>> Begin Material provided
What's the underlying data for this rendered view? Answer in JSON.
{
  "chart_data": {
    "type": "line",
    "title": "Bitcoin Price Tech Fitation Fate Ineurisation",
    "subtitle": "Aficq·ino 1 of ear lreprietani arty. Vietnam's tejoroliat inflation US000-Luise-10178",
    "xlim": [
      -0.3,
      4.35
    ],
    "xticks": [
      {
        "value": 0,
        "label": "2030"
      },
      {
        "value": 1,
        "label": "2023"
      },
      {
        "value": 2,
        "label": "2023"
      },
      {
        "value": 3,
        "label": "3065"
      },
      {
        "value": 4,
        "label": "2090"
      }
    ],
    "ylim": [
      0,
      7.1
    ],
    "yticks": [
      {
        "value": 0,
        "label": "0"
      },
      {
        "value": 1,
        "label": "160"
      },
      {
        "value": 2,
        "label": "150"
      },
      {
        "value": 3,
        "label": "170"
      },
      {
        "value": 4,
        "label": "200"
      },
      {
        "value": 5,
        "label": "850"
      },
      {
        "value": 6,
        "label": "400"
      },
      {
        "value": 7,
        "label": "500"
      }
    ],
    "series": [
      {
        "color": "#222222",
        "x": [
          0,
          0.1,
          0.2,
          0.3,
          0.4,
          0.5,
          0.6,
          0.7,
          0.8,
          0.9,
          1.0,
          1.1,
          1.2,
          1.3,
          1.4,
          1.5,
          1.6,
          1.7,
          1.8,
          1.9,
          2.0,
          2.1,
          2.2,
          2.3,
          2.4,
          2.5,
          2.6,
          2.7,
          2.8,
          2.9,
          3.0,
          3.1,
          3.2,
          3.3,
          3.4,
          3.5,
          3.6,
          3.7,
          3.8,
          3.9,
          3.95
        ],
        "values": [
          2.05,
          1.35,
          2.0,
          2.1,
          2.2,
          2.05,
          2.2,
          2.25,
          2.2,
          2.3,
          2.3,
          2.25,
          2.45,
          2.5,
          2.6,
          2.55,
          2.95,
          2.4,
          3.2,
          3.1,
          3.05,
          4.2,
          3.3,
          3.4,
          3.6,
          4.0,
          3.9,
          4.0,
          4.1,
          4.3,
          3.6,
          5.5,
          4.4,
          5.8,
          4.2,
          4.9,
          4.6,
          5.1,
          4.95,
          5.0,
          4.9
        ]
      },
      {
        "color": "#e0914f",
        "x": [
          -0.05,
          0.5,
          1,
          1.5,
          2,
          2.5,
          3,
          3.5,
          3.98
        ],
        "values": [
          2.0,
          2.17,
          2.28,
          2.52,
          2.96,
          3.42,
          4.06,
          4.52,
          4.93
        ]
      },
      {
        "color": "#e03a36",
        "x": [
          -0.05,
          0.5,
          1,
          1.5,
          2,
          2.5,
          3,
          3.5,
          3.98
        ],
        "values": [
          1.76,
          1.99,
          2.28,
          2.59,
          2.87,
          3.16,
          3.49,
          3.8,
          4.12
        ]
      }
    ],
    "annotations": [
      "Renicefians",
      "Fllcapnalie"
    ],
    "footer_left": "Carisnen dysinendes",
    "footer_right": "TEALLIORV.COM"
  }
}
>> End Material provided
» **Your goal**
Transcribe all lines as written.

» **Result below**
What's the underlying data for this rendered view? Answer in JSON.
{
  "chart_data": {
    "type": "line",
    "title": "Bitcoin Price Tech Fitation Fate Ineurisation",
    "subtitle": "Aficq·ino 1 of ear lreprietani arty. Vietnam's tejoroliat inflation US000-Luise-10178",
    "xlim": [
      -0.3,
      4.35
    ],
    "xticks": [
      {
        "value": 0,
        "label": "2030"
      },
      {
        "value": 1,
        "label": "2023"
      },
      {
        "value": 2,
        "label": "2023"
      },
      {
        "value": 3,
        "label": "3065"
      },
      {
        "value": 4,
        "label": "2090"
      }
    ],
    "ylim": [
      0,
      7.1
    ],
    "yticks": [
      {
        "value": 0,
        "label": "0"
      },
      {
        "value": 1,
        "label": "160"
      },
      {
        "value": 2,
        "label": "150"
      },
      {
        "value": 3,
        "label": "170"
      },
      {
        "value": 4,
        "label": "200"
      },
      {
        "value": 5,
        "label": "850"
      },
      {
        "value": 6,
        "label": "400"
      },
      {
        "value": 7,
        "label": "500"
      }
    ],
    "series": [
      {
        "color": "#222222",
        "x": [
          0,
          0.1,
          0.2,
          0.3,
          0.4,
          0.5,
          0.6,
          0.7,
          0.8,
          0.9,
          1.0,
          1.1,
          1.2,
          1.3,
          1.4,
          1.5,
          1.6,
          1.7,
          1.8,
          1.9,
          2.0,
          2.1,
          2.2,
          2.3,
          2.4,
          2.5,
          2.6,
          2.7,
          2.8,
          2.9,
          3.0,
          3.1,
          3.2,
          3.3,
          3.4,
          3.5,
          3.6,
          3.7,
          3.8,
          3.9,
          3.95
        ],
        "values": [
          2.05,
          1.35,
          2.0,
          2.1,
          2.2,
          2.05,
          2.2,
          2.25,
          2.2,
          2.3,
          2.3,
          2.25,
          2.45,
          2.5,
          2.6,
          2.55,
          2.95,
          2.4,
          3.2,
          3.1,
          3.05,
          4.2,
          3.3,
          3.4,
          3.6,
          4.0,
          3.9,
          4.0,
          4.1,
          4.3,
          3.6,
          5.5,
          4.4,
          5.8,
          4.2,
          4.9,
          4.6,
          5.1,
          4.95,
          5.0,
          4.9
        ]
      },
      {
        "color": "#e0914f",
        "x": [
          -0.05,
          0.5,
          1,
          1.5,
          2,
          2.5,
          3,
          3.5,
          3.98
        ],
        "values": [
          2.0,
          2.17,
          2.28,
          2.52,
          2.96,
          3.42,
          4.06,
          4.52,
          4.93
        ]
      },
      {
        "color": "#e03a36",
        "x": [
          -0.05,
          0.5,
          1,
          1.5,
          2,
          2.5,
          3,
          3.5,
          3.98
        ],
        "values": [
          1.76,
          1.99,
          2.28,
          2.59,
          2.87,
          3.16,
          3.49,
          3.8,
          4.12
        ]
      }
    ],
    "annotations": [
      "Renicefians",
      "Fllcapnalie"
    ],
    "footer_left": "Carisnen dysinendes",
    "footer_right": "TEALLIORV.COM"
  }
}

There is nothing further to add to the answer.